• [Task to complete] Go through the data below line by line and count those containing the word "LUBRIFICAZIONE". Reply with the count only.

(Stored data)
========
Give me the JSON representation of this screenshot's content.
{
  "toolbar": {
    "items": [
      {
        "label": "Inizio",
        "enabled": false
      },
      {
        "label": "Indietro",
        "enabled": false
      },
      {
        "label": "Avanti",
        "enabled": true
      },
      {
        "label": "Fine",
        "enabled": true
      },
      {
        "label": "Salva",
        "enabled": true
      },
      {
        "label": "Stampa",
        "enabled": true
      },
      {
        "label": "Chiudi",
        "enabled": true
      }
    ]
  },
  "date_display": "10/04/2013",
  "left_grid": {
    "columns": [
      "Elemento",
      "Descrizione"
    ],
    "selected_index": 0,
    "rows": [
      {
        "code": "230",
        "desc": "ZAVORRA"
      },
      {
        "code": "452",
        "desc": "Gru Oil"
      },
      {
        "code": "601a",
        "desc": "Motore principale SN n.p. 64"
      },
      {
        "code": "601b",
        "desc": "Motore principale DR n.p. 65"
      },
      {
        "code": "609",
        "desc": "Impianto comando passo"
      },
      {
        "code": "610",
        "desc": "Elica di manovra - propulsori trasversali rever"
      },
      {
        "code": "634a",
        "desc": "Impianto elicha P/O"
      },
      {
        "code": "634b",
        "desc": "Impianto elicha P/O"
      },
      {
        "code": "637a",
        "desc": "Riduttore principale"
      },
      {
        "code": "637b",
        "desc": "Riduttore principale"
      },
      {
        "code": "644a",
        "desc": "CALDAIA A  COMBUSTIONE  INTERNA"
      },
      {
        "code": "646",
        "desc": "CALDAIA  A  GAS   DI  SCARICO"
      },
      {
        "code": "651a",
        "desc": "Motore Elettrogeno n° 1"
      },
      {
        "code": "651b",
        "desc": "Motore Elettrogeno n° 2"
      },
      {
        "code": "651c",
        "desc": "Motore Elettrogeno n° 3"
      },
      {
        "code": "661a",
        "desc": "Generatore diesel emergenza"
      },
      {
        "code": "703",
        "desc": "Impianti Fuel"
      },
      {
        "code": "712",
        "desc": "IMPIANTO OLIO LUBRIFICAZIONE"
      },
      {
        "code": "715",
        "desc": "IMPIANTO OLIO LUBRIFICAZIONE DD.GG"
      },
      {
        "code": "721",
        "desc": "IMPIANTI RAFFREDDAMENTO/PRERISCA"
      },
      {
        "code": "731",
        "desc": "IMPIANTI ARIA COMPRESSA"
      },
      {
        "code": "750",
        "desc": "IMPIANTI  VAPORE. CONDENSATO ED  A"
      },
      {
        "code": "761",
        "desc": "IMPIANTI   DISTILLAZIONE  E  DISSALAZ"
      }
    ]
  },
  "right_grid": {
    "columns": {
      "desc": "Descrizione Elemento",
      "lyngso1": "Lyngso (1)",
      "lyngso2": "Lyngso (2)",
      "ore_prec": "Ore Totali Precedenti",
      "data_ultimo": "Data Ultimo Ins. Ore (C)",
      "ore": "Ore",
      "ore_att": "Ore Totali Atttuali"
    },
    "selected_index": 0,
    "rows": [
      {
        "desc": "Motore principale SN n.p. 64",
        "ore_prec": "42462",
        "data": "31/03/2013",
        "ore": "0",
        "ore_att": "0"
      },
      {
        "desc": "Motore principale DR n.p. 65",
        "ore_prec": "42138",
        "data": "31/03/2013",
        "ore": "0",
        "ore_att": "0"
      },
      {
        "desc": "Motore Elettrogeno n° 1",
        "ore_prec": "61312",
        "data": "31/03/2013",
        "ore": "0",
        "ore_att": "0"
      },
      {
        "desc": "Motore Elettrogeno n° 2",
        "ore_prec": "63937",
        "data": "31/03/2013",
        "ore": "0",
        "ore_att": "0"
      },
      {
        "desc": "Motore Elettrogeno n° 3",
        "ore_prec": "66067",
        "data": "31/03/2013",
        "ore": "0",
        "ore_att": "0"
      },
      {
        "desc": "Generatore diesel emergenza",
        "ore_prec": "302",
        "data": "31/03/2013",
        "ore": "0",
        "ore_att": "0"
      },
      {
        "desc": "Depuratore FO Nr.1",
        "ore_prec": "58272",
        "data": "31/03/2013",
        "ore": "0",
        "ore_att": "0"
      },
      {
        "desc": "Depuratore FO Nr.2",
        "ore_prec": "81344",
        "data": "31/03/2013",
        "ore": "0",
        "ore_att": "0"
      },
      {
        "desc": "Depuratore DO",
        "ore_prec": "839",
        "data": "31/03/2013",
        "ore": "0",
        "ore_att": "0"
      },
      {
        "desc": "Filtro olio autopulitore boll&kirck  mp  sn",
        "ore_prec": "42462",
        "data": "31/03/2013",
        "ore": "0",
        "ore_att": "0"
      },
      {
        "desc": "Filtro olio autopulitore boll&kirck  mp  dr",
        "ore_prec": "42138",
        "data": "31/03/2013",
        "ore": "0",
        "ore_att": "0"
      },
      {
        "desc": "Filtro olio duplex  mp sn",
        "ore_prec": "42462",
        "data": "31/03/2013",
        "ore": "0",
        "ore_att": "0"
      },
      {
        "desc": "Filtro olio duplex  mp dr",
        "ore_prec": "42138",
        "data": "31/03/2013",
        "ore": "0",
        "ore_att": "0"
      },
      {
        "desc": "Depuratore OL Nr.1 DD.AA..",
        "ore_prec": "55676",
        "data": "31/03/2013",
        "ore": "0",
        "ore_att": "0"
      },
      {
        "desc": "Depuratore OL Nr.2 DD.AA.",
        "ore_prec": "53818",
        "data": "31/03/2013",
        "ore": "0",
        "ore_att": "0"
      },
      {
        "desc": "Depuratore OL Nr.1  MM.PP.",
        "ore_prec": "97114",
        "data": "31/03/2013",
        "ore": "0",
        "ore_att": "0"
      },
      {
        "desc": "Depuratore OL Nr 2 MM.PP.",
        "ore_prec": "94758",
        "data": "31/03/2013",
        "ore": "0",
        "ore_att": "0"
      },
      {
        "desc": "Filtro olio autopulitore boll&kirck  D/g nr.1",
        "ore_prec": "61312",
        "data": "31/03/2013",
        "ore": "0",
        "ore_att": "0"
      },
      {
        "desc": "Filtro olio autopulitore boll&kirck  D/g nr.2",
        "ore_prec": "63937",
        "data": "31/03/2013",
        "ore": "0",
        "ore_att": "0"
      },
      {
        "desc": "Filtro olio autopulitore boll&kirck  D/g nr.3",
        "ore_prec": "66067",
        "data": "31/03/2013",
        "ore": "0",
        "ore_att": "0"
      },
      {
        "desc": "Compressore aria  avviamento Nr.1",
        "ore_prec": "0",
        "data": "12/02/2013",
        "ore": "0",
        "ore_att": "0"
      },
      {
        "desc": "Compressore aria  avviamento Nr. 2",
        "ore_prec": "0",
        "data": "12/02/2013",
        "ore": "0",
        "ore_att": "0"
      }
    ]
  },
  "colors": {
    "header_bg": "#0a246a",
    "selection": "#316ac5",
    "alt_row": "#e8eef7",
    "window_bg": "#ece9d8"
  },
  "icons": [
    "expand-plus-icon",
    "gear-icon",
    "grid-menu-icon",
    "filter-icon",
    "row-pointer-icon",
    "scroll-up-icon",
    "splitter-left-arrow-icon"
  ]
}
========
• [Reply] 2